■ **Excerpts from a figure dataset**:
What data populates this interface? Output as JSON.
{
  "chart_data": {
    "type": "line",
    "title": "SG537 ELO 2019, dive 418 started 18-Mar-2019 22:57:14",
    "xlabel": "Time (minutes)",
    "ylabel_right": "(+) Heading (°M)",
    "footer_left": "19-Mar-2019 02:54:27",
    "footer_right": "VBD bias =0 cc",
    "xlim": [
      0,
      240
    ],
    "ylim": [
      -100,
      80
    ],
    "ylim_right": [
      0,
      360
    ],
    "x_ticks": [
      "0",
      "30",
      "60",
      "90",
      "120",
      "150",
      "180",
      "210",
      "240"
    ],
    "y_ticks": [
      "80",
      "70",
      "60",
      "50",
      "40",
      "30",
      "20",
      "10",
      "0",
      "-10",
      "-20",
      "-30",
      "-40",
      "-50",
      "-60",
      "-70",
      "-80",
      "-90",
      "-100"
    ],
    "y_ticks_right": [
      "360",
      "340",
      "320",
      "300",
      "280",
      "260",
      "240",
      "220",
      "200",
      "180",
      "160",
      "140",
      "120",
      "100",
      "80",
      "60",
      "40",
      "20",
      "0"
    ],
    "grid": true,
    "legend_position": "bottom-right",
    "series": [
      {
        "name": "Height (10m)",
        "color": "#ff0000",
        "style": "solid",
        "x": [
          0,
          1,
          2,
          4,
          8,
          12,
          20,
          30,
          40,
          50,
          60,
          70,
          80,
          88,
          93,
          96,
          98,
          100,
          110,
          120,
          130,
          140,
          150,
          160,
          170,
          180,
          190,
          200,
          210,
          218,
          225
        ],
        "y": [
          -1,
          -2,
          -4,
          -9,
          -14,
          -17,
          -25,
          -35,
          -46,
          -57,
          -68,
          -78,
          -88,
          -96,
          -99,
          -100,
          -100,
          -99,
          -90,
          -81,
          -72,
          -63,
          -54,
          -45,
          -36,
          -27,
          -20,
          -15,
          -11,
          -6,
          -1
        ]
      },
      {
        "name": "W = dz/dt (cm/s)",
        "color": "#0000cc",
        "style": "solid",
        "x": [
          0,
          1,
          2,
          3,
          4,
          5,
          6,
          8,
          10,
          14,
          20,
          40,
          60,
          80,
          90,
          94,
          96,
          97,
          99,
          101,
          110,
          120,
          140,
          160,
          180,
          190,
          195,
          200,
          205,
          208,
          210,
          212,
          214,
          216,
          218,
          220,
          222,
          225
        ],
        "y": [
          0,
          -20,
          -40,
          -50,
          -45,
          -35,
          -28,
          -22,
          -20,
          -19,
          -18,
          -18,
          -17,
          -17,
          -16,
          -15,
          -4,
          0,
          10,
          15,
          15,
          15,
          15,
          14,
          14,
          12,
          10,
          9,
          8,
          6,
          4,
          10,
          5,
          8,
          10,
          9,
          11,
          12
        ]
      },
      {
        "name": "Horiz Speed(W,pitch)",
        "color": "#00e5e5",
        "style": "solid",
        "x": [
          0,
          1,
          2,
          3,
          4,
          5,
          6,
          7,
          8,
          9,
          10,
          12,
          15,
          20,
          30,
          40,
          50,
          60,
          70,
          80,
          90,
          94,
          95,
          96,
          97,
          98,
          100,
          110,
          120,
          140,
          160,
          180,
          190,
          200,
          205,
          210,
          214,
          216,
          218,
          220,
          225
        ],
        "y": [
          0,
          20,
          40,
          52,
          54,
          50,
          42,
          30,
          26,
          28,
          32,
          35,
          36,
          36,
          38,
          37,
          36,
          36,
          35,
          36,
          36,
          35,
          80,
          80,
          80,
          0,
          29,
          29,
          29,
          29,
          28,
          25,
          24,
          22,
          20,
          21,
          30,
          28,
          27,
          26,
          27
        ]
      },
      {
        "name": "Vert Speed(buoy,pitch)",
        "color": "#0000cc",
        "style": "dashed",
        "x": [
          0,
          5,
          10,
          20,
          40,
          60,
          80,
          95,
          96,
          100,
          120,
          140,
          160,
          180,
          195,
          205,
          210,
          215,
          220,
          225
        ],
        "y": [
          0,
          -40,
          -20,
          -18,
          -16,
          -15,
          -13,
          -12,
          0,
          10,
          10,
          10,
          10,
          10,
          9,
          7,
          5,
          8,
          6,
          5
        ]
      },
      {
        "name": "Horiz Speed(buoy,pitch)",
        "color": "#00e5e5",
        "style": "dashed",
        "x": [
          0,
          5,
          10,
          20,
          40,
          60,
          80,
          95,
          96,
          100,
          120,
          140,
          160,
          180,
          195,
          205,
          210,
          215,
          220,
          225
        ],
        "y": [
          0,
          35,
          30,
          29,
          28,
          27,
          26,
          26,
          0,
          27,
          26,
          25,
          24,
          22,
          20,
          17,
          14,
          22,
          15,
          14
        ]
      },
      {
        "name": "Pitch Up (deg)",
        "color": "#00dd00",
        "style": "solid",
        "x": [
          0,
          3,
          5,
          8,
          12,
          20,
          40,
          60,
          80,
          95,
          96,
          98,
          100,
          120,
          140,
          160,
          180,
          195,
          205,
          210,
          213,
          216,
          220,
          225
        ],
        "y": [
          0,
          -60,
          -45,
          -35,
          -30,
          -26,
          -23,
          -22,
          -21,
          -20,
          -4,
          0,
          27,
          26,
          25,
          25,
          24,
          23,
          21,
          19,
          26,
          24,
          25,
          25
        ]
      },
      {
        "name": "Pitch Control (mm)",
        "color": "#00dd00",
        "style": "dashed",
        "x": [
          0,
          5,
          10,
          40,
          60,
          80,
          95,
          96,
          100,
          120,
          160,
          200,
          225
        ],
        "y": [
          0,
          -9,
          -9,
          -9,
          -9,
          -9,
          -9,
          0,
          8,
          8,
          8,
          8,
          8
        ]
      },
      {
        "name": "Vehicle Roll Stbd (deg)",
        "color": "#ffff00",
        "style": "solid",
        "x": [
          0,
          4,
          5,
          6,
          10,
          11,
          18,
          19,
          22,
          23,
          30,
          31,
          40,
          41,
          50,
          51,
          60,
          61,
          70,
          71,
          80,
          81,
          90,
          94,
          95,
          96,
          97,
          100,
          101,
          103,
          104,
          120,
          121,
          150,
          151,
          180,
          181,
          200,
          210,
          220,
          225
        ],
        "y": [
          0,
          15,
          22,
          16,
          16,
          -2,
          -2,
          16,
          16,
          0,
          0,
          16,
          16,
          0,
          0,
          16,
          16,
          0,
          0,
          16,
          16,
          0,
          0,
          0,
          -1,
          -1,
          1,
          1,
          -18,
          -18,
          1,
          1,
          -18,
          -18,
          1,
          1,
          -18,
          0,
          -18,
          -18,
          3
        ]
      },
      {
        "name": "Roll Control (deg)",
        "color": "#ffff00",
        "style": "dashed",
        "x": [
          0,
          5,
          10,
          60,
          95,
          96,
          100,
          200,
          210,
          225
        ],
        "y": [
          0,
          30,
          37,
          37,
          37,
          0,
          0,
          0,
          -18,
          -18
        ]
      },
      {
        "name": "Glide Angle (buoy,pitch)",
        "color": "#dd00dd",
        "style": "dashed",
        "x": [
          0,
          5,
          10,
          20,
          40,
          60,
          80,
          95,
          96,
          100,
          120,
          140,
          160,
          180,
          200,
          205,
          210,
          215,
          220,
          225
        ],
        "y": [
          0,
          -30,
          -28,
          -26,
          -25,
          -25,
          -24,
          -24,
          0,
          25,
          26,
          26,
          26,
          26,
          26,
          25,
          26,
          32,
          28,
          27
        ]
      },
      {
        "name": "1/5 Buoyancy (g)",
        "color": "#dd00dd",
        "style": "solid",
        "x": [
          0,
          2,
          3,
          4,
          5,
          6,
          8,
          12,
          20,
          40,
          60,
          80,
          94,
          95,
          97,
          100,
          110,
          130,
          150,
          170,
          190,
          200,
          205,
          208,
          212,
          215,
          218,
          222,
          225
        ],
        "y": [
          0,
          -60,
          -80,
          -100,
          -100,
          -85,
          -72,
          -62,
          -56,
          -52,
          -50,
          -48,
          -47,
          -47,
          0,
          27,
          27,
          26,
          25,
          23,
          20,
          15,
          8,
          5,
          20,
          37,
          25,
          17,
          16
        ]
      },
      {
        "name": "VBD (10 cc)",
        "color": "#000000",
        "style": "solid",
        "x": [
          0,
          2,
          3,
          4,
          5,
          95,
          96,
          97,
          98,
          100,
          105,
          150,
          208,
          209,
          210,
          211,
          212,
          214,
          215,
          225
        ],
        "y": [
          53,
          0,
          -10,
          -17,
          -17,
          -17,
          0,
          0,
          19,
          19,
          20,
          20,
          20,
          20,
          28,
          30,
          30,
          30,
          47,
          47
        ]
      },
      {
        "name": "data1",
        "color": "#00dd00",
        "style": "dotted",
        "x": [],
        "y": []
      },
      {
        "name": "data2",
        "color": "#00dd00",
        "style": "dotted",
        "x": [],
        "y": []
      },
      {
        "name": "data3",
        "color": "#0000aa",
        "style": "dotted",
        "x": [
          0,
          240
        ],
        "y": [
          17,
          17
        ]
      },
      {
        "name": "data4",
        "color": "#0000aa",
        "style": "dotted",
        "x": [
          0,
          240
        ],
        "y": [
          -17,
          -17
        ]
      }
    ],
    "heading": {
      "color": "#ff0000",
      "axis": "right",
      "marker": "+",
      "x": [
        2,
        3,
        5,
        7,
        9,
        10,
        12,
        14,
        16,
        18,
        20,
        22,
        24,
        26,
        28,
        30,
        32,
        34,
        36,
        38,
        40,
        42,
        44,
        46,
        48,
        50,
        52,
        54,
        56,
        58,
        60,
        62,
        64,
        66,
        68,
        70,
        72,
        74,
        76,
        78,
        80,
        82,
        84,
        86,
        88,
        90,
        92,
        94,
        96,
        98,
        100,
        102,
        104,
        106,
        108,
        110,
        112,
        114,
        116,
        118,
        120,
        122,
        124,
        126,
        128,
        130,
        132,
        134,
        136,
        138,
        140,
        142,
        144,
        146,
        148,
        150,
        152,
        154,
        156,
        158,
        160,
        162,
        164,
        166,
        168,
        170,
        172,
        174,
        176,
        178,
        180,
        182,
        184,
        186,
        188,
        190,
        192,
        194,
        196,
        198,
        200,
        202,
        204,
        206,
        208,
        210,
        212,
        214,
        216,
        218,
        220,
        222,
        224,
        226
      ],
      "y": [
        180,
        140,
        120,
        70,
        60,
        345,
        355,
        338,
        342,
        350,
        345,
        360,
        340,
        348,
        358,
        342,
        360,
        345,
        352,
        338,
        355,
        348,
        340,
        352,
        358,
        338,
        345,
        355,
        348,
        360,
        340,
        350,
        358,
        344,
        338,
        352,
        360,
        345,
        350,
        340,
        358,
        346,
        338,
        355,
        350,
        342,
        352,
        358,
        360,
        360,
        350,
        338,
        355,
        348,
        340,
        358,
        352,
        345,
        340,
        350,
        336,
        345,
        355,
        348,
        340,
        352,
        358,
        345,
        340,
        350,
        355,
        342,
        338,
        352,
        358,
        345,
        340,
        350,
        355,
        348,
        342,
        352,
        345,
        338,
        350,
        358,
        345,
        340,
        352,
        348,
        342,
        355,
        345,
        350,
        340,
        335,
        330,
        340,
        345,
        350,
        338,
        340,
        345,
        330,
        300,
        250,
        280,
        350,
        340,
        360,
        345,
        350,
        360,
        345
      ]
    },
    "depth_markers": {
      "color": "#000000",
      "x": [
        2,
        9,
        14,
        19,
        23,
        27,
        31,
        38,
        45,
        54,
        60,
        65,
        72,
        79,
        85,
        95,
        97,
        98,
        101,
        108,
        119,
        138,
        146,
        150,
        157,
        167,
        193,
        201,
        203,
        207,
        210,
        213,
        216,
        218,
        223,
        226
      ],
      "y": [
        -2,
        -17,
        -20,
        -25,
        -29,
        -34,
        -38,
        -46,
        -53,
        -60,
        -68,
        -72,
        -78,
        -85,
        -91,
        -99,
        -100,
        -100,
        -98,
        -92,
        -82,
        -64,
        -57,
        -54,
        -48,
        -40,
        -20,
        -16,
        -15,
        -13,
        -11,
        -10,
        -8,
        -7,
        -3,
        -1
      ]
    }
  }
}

■ **EXERCISE GOAL**: Search the records above for "Roll". Copy each line where it is found.

■ **SOLUTION FOR THIS PROBLEM**:
        "name": "Vehicle Roll Stbd (deg)",
        "name": "Roll Control (deg)",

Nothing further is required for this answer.